# START OF Supplied records

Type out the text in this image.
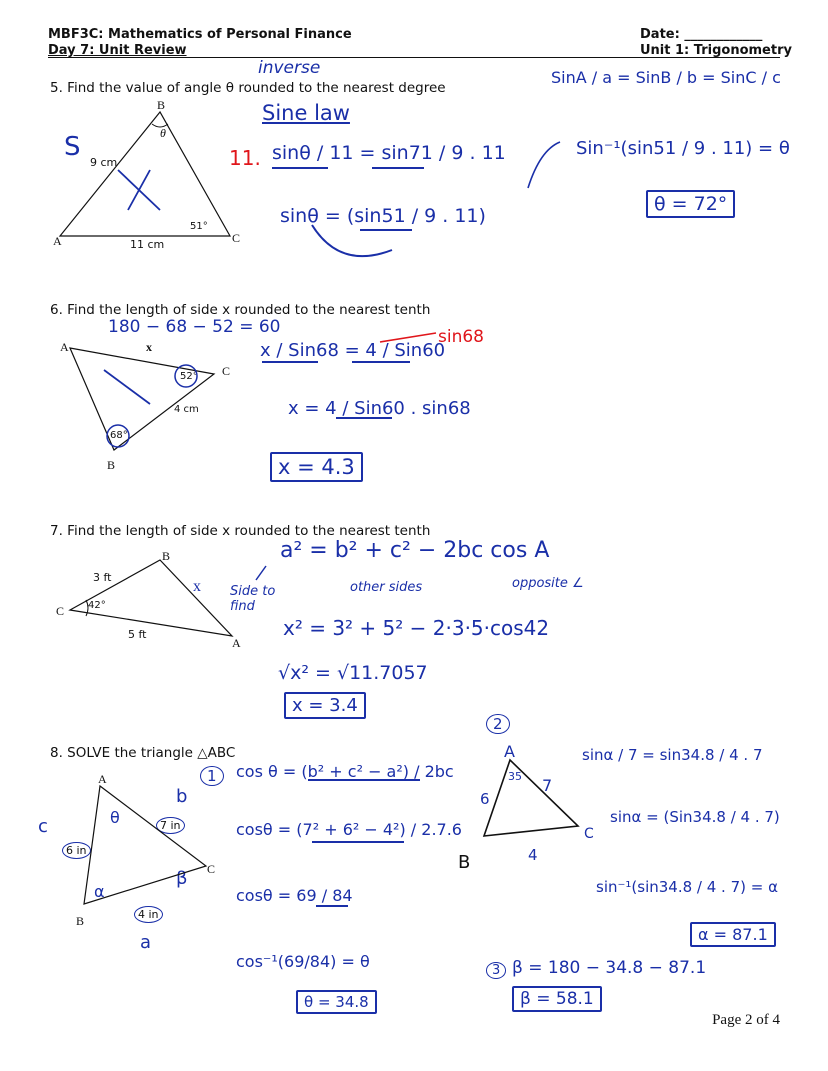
MBF3C: Mathematics of Personal Finance
Day 7: Unit Review
Date: ____________
Unit 1: Trigonometry
5. Find the value of angle θ rounded to the nearest degree
inverse
Sine law
B
A	C
θ
9 cm
11 cm
51°
S	11. sinθ / 11 = sin71 / 9 . 11
sinθ = (sin51 / 9 . 11)
SinA / a = SinB / b = SinC / c
Sin⁻¹(sin51 / 9 . 11) = θ
θ = 72°
6. Find the length of side x rounded to the nearest tenth
180 − 68 − 52 = 60
A
C
B
x
52°
4 cm
68°
x / Sin68 = 4 / Sin60
sin68
x = 4 / Sin60 . sin68
x = 4.3
7. Find the length of side x rounded to the nearest tenth
a² = b² + c² − 2bc cos A
Side to find
other sides	opposite ∠
B
C
A
x
3 ft
5 ft
42°
x² = 3² + 5² − 2·3·5·cos42
√x² = √11.7057
x = 3.4
8. SOLVE the triangle △ABC
A
B
C
6 in
7 in
4 in
b
a
c	θ
α
β
1	cos θ = (b² + c² − a²) / 2bc
cosθ = (7² + 6² − 4²) / 2.7.6
cosθ = 69 / 84
cos⁻¹(69/84) = θ
θ = 34.8
2
A
6
7
4
B
C
35
sinα / 7 = sin34.8 / 4 . 7
sinα = (Sin34.8 / 4 . 7)
sin⁻¹(sin34.8 / 4 . 7) = α
α = 87.1
3 β = 180 − 34.8 − 87.1
β = 58.1
Page 2 of 4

# END OF Supplied records

# Work to do
Return each line in the records that holds the string "Unit".

# Written reply
Day 7: Unit Review
Unit 1: Trigonometry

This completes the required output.